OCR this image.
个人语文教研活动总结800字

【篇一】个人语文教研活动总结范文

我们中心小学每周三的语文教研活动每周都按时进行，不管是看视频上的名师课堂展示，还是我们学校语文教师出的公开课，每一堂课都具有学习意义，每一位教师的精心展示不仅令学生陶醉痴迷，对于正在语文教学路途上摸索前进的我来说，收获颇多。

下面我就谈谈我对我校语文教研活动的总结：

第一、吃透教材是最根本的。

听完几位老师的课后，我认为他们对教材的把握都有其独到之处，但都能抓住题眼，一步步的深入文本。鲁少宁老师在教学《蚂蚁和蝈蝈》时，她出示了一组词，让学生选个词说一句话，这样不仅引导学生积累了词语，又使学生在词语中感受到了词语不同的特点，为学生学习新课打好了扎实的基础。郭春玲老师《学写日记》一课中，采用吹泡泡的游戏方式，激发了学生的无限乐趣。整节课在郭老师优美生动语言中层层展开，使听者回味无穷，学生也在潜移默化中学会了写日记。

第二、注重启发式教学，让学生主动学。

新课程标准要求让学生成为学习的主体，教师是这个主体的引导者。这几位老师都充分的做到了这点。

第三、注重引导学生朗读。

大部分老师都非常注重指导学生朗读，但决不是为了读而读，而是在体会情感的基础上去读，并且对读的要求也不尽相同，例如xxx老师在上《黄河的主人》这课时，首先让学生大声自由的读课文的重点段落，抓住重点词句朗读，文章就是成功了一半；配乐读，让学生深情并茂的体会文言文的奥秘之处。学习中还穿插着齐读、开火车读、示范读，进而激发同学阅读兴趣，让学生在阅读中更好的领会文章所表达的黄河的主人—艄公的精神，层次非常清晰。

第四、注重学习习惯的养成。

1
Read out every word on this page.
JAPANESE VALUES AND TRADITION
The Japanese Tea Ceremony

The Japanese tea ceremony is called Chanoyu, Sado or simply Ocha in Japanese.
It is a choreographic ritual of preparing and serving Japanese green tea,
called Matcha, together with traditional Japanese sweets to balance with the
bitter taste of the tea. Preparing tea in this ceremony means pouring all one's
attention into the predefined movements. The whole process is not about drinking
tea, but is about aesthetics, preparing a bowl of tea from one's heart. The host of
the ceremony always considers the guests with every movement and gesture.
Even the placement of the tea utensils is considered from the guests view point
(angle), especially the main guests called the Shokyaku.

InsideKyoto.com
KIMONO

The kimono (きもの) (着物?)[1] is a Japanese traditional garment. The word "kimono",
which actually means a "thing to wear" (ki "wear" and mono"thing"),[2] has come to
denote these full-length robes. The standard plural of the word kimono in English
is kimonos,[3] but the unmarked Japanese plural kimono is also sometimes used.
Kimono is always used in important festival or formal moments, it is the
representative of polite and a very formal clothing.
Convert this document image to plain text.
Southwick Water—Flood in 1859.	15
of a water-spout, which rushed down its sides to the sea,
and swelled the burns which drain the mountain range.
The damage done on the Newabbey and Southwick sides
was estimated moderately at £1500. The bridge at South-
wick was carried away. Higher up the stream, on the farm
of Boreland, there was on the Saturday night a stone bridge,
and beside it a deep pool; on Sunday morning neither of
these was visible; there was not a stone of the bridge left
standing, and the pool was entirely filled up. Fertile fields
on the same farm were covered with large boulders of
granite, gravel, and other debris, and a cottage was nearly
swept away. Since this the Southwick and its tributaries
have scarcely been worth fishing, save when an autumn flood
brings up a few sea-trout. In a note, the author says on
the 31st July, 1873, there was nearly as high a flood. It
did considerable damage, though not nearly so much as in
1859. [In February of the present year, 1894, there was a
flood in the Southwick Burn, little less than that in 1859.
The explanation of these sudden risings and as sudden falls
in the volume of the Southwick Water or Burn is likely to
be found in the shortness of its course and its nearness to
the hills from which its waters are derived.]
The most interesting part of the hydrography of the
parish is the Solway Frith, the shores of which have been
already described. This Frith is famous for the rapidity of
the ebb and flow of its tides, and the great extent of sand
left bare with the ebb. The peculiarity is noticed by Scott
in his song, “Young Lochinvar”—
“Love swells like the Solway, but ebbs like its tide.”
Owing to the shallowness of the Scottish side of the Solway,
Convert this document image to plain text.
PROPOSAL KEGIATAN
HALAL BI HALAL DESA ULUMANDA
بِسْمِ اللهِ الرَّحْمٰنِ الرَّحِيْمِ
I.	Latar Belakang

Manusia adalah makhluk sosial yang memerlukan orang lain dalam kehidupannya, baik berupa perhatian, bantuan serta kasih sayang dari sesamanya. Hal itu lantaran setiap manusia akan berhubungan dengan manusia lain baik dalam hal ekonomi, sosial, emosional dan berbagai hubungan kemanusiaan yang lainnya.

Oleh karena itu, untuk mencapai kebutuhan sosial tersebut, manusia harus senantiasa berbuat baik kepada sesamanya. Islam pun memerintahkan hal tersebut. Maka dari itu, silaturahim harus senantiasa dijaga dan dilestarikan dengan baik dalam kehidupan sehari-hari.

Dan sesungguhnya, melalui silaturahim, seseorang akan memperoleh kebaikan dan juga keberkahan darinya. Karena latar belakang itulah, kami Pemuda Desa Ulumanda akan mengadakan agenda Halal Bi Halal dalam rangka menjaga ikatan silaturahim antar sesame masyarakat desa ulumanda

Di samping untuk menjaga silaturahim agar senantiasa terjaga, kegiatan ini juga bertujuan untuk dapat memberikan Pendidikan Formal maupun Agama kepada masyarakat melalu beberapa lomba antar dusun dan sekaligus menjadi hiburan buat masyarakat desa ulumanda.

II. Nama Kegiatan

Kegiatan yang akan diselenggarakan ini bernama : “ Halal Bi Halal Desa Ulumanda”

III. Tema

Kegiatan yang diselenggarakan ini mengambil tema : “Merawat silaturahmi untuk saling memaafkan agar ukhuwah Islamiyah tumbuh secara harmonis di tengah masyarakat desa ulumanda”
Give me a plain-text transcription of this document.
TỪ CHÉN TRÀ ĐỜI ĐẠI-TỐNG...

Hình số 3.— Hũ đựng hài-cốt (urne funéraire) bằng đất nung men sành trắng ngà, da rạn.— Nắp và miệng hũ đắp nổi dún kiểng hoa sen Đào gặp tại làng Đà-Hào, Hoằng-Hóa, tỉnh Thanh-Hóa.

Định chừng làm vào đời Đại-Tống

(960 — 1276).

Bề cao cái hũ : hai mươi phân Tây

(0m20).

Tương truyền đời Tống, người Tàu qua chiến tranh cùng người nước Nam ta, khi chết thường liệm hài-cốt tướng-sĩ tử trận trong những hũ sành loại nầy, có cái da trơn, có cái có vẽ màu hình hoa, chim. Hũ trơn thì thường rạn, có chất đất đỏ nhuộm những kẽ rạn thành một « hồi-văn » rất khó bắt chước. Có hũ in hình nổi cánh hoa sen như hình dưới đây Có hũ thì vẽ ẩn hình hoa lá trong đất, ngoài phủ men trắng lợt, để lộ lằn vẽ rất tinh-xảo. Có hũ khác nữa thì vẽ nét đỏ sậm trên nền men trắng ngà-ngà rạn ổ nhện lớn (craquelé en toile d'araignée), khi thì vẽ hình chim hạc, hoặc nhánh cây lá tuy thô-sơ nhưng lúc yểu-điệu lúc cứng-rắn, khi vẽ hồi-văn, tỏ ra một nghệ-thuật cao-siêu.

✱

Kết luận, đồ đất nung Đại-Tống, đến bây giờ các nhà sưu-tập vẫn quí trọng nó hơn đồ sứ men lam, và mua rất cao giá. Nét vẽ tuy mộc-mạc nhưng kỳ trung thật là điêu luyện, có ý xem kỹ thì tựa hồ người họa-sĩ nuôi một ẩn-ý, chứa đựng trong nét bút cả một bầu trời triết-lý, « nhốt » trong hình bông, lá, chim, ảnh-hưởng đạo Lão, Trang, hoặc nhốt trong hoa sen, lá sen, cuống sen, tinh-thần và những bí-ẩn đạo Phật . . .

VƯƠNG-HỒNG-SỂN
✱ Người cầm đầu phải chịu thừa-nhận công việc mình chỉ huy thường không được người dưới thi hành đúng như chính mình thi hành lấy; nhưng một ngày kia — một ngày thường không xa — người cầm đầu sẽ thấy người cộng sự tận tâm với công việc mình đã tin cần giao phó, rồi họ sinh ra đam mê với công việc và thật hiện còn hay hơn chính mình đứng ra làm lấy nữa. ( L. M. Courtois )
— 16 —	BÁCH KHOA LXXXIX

EXERCISE BRIEF: Return all lines containing "with".

TASK RESPONSE:
called Matcha, together with traditional Japanese sweets to balance with the
the ceremony always considers the guests with every movement and gesture.
on the same farm were covered with large boulders of
left bare with the ebb. The peculiarity is noticed by Scott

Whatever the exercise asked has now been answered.